(Element location data)
——————————

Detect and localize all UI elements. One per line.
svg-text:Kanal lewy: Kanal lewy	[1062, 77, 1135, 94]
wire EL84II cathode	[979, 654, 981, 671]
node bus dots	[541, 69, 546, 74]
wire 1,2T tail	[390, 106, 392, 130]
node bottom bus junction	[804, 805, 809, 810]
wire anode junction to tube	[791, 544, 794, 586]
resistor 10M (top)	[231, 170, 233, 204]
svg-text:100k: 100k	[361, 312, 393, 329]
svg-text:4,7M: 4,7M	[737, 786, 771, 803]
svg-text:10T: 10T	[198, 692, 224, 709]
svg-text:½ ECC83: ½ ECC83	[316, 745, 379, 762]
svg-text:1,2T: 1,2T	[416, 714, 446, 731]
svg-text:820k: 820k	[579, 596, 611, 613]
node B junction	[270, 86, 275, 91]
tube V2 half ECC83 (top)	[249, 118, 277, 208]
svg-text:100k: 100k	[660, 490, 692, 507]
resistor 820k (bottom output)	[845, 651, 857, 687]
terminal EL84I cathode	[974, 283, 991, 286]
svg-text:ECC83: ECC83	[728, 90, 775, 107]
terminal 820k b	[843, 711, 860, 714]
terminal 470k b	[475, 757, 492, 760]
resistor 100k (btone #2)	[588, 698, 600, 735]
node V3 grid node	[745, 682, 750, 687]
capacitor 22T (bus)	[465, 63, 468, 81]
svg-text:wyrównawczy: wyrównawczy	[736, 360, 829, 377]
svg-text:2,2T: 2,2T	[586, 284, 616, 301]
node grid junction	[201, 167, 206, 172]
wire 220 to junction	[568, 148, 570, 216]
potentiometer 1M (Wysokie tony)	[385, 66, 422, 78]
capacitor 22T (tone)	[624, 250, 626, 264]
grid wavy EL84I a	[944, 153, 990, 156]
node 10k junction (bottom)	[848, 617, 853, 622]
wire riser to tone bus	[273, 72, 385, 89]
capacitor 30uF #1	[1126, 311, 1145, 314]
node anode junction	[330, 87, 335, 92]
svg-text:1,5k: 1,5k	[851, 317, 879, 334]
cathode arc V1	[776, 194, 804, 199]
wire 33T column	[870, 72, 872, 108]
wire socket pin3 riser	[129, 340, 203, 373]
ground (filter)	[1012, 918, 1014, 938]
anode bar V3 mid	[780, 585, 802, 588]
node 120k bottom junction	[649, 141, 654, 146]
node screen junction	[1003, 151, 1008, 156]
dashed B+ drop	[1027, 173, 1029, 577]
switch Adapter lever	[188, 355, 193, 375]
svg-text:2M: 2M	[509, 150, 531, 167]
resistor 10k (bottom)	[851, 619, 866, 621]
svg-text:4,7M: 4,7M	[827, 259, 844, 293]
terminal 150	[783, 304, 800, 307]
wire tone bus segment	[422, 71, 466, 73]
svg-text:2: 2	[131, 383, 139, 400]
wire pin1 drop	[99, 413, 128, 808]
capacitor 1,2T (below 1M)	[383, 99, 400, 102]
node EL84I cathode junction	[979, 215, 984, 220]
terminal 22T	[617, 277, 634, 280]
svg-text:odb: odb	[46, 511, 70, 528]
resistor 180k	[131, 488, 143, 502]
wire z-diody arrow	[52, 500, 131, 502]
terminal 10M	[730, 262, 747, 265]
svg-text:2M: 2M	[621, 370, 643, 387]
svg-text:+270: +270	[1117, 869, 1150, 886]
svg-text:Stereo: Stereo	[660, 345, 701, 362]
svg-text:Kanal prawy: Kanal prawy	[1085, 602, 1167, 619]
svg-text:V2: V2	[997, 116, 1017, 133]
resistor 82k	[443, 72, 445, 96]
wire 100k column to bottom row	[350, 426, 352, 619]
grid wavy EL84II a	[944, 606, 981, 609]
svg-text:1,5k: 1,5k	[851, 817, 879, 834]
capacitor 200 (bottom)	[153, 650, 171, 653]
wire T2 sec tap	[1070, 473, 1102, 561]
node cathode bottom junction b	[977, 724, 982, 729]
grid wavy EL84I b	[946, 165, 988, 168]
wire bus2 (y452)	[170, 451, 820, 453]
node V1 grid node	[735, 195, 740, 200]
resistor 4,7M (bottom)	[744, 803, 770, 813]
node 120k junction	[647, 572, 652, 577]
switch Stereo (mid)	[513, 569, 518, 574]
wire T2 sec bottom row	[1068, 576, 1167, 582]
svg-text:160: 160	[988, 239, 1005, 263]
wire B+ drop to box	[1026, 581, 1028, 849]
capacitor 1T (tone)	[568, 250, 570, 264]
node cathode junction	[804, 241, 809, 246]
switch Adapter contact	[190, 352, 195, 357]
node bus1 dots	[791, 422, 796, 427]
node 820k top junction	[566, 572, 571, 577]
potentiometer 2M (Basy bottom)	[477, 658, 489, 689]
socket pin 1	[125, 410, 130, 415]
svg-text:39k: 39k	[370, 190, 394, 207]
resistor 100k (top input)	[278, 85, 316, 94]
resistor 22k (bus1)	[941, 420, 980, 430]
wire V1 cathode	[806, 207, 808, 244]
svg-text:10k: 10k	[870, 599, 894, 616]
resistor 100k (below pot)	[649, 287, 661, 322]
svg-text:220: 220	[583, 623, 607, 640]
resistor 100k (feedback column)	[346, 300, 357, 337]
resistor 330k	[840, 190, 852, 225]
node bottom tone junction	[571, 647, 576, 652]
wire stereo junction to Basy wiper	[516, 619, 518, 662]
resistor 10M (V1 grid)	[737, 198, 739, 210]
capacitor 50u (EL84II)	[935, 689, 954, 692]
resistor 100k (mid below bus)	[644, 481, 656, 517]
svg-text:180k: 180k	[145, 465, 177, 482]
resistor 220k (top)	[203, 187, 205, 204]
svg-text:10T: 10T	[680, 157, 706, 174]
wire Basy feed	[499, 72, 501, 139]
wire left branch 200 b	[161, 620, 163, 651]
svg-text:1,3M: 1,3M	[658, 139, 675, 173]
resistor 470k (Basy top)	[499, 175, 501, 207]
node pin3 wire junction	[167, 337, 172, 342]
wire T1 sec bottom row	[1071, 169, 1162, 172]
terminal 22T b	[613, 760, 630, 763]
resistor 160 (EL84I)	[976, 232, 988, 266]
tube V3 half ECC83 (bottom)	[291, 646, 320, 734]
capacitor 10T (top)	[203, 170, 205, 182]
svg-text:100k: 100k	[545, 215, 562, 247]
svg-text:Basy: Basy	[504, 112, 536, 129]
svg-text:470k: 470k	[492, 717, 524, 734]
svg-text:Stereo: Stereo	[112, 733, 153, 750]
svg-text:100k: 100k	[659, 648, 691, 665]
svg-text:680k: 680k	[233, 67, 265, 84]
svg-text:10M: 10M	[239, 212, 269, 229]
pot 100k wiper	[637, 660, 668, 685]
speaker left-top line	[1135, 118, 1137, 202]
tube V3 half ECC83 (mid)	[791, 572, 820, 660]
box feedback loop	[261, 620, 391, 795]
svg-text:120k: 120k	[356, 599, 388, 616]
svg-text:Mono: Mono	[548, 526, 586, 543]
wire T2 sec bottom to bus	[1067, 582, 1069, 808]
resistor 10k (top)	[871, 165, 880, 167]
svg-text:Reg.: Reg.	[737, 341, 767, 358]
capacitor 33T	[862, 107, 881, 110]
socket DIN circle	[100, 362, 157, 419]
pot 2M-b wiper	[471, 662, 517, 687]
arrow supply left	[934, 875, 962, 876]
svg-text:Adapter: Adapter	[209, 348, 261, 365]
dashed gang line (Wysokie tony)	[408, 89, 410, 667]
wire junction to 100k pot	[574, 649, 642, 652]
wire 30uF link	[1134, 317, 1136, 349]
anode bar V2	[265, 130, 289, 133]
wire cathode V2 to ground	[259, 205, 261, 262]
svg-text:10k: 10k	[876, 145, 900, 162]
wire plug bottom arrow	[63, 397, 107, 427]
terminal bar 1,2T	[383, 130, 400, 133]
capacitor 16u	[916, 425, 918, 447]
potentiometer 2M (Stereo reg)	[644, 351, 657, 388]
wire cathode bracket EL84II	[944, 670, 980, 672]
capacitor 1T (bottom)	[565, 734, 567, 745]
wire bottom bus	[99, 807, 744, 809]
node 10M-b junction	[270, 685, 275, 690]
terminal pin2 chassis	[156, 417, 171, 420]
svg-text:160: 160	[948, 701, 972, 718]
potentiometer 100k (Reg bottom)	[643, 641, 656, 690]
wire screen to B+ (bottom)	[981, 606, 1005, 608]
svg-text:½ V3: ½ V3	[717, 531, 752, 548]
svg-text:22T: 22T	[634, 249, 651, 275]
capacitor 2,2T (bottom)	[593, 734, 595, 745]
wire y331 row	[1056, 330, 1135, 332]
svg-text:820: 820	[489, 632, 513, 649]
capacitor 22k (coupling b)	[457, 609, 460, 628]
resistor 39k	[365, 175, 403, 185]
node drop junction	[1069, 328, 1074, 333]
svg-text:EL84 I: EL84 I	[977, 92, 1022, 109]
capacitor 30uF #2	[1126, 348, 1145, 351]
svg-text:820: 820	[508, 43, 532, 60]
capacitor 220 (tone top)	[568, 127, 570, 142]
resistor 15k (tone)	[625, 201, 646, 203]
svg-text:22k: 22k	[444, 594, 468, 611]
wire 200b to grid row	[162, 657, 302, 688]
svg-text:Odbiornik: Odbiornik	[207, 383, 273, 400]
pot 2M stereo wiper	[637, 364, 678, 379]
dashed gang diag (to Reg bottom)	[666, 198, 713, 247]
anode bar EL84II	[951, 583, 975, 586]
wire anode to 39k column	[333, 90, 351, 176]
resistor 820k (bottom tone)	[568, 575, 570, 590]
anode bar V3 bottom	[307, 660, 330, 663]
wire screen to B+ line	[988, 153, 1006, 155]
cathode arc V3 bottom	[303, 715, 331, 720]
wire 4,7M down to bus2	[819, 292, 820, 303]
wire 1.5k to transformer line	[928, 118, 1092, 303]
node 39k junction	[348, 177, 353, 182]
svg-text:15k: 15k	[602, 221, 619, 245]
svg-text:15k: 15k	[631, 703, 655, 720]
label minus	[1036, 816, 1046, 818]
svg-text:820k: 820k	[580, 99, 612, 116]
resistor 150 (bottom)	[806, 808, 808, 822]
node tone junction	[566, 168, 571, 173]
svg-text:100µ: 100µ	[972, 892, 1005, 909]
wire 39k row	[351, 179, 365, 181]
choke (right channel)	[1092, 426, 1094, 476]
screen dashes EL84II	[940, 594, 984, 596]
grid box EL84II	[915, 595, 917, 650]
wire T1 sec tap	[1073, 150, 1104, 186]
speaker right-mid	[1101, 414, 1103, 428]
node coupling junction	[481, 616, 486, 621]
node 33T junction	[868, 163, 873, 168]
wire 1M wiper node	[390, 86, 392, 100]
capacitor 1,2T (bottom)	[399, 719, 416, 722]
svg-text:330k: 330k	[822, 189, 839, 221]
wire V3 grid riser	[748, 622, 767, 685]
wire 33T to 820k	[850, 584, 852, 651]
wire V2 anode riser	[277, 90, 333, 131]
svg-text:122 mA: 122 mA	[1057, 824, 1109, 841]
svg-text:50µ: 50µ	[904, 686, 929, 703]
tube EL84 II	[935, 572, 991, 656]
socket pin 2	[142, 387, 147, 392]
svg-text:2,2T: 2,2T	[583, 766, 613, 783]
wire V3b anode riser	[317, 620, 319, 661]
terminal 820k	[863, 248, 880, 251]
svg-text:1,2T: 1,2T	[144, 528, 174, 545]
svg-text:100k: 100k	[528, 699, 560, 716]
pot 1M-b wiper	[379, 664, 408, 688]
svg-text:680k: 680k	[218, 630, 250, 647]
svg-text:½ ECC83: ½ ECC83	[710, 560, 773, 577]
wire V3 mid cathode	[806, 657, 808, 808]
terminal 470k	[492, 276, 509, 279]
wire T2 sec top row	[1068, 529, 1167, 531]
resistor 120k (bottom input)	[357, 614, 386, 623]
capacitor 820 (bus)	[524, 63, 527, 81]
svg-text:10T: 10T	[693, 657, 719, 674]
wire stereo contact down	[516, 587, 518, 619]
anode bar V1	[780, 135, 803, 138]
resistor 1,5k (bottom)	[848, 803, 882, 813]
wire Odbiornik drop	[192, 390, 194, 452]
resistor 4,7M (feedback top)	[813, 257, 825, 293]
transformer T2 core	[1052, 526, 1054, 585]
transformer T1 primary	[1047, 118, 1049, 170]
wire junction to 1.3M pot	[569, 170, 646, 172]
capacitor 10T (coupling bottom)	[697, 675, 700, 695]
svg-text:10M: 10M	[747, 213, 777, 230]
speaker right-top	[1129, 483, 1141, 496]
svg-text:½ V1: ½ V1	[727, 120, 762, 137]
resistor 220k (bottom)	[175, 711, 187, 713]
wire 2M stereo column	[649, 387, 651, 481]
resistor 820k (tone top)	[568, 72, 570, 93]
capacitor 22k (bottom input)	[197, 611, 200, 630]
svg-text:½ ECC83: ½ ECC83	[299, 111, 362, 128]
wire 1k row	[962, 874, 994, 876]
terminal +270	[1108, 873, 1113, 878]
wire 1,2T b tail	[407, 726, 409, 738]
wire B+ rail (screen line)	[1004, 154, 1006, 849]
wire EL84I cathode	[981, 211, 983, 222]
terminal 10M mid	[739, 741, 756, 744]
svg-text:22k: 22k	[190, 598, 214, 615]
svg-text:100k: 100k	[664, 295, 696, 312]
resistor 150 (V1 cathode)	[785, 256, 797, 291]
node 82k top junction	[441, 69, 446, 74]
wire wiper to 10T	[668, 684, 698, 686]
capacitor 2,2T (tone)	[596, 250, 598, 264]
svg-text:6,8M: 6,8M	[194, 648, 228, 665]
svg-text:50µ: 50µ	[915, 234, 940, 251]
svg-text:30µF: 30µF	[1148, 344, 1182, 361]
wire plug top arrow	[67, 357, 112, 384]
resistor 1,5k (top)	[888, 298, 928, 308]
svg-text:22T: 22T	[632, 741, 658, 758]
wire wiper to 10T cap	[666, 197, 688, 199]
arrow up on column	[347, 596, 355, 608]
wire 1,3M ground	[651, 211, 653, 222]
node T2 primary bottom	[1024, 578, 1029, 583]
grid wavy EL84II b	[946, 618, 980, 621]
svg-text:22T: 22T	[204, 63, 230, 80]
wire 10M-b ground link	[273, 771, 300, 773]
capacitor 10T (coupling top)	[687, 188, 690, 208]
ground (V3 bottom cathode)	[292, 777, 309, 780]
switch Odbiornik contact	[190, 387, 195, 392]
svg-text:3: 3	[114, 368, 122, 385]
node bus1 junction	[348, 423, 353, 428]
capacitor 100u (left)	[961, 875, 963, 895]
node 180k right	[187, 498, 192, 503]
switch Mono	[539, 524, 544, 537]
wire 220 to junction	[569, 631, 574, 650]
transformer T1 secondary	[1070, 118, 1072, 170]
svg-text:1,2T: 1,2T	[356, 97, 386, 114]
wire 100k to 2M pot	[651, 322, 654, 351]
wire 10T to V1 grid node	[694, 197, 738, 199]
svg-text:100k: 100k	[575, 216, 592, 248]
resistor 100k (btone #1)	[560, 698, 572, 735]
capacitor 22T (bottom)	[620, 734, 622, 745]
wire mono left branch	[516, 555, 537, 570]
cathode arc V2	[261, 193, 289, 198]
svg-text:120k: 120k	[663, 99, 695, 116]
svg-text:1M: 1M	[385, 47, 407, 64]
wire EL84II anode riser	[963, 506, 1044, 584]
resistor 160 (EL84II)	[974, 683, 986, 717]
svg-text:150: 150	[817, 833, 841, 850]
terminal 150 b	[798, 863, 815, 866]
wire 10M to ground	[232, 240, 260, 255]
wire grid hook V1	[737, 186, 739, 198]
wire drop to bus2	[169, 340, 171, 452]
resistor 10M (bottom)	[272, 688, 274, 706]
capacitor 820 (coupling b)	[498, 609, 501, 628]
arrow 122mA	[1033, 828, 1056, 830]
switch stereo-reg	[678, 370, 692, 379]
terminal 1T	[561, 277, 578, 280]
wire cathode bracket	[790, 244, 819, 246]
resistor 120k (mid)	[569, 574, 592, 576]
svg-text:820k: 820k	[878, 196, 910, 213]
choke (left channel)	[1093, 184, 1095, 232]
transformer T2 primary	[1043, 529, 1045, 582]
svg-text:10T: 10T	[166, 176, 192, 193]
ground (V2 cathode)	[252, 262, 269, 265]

——————————

* [Problem to work on]
Edit the data from its first line through the line that contains "106, 392, 130]", changing every "wire" to "cable". Return only those lines, with everything else unchanged.

* [Solved problem]
Detect and localize all UI elements. One per line.
svg-text:Kanal lewy: Kanal lewy	[1062, 77, 1135, 94]
cable EL84II cathode	[979, 654, 981, 671]
node bus dots	[541, 69, 546, 74]
cable 1,2T tail	[390, 106, 392, 130]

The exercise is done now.